> **STATED TASK**
Your task is to print all of the data word for word.

> **DATA PROVIDED**
-- -- --

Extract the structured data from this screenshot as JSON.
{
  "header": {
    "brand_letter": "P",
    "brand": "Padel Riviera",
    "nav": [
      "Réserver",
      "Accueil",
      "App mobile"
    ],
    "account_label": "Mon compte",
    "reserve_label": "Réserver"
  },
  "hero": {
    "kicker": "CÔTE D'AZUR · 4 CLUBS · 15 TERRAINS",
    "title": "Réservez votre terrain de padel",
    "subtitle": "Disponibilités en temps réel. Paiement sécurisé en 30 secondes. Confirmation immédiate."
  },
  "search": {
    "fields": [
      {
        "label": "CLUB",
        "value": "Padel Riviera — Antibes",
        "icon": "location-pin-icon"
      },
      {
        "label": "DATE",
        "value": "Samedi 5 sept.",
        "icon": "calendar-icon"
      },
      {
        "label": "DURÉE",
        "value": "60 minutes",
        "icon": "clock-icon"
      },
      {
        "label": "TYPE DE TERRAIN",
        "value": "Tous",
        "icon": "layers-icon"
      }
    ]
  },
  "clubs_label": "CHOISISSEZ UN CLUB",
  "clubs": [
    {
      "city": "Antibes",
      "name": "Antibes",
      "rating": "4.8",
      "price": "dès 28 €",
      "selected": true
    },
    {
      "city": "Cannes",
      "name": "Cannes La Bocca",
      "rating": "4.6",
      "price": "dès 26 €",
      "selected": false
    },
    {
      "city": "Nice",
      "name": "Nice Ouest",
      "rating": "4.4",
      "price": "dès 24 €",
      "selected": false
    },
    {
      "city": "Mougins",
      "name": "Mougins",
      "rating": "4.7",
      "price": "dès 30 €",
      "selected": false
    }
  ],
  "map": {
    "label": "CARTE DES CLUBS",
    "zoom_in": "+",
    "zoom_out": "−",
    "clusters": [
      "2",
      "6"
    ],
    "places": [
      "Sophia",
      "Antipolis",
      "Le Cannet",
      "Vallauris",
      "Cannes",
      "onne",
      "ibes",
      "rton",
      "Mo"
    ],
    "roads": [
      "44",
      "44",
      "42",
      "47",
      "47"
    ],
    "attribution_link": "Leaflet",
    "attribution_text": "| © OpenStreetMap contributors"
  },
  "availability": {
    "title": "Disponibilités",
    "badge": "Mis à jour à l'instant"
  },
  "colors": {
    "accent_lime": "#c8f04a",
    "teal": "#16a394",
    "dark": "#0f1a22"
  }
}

-- -- --

> **PROBLEM SOLUTION**
Extract the structured data from this screenshot as JSON.
{
  "header": {
    "brand_letter": "P",
    "brand": "Padel Riviera",
    "nav": [
      "Réserver",
      "Accueil",
      "App mobile"
    ],
    "account_label": "Mon compte",
    "reserve_label": "Réserver"
  },
  "hero": {
    "kicker": "CÔTE D'AZUR · 4 CLUBS · 15 TERRAINS",
    "title": "Réservez votre terrain de padel",
    "subtitle": "Disponibilités en temps réel. Paiement sécurisé en 30 secondes. Confirmation immédiate."
  },
  "search": {
    "fields": [
      {
        "label": "CLUB",
        "value": "Padel Riviera — Antibes",
        "icon": "location-pin-icon"
      },
      {
        "label": "DATE",
        "value": "Samedi 5 sept.",
        "icon": "calendar-icon"
      },
      {
        "label": "DURÉE",
        "value": "60 minutes",
        "icon": "clock-icon"
      },
      {
        "label": "TYPE DE TERRAIN",
        "value": "Tous",
        "icon": "layers-icon"
      }
    ]
  },
  "clubs_label": "CHOISISSEZ UN CLUB",
  "clubs": [
    {
      "city": "Antibes",
      "name": "Antibes",
      "rating": "4.8",
      "price": "dès 28 €",
      "selected": true
    },
    {
      "city": "Cannes",
      "name": "Cannes La Bocca",
      "rating": "4.6",
      "price": "dès 26 €",
      "selected": false
    },
    {
      "city": "Nice",
      "name": "Nice Ouest",
      "rating": "4.4",
      "price": "dès 24 €",
      "selected": false
    },
    {
      "city": "Mougins",
      "name": "Mougins",
      "rating": "4.7",
      "price": "dès 30 €",
      "selected": false
    }
  ],
  "map": {
    "label": "CARTE DES CLUBS",
    "zoom_in": "+",
    "zoom_out": "−",
    "clusters": [
      "2",
      "6"
    ],
    "places": [
      "Sophia",
      "Antipolis",
      "Le Cannet",
      "Vallauris",
      "Cannes",
      "onne",
      "ibes",
      "rton",
      "Mo"
    ],
    "roads": [
      "44",
      "44",
      "42",
      "47",
      "47"
    ],
    "attribution_link": "Leaflet",
    "attribution_text": "| © OpenStreetMap contributors"
  },
  "availability": {
    "title": "Disponibilités",
    "badge": "Mis à jour à l'instant"
  },
  "colors": {
    "accent_lime": "#c8f04a",
    "teal": "#16a394",
    "dark": "#0f1a22"
  }
}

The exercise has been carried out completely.